■ **DATA FOR PROCESSING**
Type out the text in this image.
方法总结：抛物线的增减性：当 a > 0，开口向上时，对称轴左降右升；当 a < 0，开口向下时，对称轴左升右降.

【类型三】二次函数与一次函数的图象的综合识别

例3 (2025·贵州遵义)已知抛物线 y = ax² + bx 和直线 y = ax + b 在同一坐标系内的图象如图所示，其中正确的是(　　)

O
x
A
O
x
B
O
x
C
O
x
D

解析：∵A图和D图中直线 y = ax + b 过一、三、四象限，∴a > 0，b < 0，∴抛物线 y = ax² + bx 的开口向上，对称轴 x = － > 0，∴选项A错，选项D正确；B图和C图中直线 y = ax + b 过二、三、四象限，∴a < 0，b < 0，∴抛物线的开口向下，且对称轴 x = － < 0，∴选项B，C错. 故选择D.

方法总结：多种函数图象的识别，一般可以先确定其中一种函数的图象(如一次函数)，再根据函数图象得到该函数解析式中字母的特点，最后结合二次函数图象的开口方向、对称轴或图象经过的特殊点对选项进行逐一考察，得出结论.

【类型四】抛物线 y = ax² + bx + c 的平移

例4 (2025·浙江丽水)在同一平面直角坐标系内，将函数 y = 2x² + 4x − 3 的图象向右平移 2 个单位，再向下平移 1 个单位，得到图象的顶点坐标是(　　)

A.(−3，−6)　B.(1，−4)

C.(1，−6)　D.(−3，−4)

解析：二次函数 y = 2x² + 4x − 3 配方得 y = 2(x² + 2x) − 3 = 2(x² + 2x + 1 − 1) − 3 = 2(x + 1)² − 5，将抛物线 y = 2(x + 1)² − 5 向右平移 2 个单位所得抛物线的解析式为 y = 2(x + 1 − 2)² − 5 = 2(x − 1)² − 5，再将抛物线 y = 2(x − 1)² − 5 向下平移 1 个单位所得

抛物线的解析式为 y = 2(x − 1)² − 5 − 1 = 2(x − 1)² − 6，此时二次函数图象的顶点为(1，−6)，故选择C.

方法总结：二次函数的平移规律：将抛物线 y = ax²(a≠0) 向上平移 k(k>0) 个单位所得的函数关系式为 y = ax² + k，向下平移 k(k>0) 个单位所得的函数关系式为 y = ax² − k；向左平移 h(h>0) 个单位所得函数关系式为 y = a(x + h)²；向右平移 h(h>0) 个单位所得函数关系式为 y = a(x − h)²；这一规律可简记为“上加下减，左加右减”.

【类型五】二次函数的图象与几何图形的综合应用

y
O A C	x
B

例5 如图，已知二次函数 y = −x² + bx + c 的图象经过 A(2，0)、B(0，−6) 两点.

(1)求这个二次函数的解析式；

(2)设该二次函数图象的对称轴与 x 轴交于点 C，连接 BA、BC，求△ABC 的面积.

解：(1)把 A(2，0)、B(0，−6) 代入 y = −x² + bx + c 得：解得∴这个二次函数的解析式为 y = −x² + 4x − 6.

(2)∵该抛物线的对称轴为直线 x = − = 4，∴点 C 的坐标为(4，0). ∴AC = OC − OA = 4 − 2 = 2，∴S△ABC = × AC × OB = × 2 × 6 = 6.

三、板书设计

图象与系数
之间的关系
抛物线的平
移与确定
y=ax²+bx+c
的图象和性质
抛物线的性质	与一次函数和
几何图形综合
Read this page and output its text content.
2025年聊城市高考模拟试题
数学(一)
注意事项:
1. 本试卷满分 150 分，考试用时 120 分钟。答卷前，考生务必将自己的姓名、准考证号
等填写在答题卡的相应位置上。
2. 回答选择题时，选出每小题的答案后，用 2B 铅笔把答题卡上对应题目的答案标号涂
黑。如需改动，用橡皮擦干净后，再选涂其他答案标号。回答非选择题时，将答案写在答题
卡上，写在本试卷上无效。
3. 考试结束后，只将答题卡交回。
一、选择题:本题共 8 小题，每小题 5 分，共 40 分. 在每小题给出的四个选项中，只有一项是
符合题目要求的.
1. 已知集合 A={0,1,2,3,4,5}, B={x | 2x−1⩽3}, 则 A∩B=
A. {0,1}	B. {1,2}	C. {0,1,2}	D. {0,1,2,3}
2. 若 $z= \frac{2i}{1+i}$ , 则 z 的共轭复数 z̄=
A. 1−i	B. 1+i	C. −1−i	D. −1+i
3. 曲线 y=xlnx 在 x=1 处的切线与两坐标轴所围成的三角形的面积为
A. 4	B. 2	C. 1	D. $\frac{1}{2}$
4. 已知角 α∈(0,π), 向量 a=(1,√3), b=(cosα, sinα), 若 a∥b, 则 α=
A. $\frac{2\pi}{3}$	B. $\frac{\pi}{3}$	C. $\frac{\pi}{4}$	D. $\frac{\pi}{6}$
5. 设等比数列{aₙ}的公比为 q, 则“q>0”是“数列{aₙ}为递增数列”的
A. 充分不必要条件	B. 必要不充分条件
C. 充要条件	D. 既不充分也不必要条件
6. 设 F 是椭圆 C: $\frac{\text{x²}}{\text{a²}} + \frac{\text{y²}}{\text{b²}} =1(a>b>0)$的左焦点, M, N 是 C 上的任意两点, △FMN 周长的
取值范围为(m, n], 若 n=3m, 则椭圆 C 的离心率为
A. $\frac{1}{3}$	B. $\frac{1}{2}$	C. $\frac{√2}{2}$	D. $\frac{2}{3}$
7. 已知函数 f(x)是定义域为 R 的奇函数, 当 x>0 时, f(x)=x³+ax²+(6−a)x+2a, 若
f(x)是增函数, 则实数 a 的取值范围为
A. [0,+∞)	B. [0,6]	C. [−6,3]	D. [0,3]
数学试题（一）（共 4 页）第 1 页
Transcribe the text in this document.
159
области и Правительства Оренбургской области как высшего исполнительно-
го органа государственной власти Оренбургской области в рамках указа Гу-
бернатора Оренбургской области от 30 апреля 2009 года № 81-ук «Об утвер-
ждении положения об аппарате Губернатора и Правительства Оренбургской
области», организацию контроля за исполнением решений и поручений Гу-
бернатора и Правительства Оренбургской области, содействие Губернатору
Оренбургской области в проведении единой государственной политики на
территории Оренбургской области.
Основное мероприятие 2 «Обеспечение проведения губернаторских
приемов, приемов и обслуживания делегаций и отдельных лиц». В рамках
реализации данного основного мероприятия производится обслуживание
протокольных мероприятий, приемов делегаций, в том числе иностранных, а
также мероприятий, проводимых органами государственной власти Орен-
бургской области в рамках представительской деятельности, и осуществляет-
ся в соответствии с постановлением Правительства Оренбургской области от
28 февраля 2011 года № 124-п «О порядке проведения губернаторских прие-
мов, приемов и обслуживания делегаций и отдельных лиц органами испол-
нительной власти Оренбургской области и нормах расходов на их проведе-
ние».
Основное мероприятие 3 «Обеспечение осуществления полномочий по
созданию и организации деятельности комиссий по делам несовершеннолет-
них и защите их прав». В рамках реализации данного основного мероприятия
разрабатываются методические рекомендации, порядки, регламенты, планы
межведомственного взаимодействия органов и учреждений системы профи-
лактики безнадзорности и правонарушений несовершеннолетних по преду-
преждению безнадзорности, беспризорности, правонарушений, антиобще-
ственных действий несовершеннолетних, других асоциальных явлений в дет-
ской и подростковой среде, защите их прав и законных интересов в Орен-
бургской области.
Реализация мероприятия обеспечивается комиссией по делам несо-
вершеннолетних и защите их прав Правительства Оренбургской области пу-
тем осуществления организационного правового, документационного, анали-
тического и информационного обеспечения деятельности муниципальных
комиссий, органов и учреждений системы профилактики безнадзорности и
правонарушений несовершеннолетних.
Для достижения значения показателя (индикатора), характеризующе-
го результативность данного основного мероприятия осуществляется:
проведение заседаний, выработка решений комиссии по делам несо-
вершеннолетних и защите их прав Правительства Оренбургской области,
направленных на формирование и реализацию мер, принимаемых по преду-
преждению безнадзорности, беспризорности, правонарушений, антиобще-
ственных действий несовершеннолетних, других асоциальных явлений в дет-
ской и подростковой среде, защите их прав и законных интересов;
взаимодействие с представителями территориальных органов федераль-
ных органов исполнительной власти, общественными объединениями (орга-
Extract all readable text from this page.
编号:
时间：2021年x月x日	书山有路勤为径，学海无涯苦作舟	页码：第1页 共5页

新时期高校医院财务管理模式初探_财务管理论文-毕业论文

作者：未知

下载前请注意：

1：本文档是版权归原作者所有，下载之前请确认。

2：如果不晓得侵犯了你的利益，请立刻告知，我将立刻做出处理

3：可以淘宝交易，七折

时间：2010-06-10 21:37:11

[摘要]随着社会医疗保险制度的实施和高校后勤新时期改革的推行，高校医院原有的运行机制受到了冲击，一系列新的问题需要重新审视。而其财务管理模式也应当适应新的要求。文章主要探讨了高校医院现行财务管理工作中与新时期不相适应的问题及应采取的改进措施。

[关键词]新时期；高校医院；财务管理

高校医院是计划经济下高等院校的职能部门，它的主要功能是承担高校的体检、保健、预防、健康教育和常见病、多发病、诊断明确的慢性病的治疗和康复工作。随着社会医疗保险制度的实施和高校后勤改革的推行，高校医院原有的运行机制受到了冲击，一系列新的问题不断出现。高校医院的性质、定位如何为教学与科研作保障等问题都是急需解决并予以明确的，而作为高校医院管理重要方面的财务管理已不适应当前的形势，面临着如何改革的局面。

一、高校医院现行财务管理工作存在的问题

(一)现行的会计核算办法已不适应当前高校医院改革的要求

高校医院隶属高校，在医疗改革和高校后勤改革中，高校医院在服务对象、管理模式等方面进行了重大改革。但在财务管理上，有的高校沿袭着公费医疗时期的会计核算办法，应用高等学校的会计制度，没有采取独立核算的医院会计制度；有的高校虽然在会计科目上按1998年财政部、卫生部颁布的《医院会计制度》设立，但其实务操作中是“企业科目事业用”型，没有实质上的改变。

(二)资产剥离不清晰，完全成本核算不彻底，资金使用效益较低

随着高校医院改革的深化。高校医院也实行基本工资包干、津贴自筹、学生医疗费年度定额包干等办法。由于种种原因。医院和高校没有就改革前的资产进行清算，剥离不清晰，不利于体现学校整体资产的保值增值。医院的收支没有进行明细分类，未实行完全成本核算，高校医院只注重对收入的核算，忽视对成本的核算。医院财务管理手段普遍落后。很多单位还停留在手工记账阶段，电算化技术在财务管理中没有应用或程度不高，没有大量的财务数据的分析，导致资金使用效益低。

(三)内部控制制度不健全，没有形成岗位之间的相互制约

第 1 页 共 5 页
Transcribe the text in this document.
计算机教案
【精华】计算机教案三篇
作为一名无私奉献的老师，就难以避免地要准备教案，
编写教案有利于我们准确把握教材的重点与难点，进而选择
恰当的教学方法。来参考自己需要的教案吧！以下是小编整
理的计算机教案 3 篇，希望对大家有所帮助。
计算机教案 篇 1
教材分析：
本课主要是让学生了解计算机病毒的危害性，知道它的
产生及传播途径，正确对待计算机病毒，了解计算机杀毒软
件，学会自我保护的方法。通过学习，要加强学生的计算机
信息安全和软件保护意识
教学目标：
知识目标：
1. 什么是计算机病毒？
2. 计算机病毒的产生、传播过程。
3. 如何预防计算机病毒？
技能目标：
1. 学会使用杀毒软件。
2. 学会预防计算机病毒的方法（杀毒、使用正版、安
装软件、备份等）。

■ **WHAT THE EXERCISE ASKS**
Track down every line holding the string "органами" and copy it.

■ **RESULT OF THE TASK**
также мероприятий, проводимых органами государственной власти Орен-
мов, приемов и обслуживания делегаций и отдельных лиц органами испол-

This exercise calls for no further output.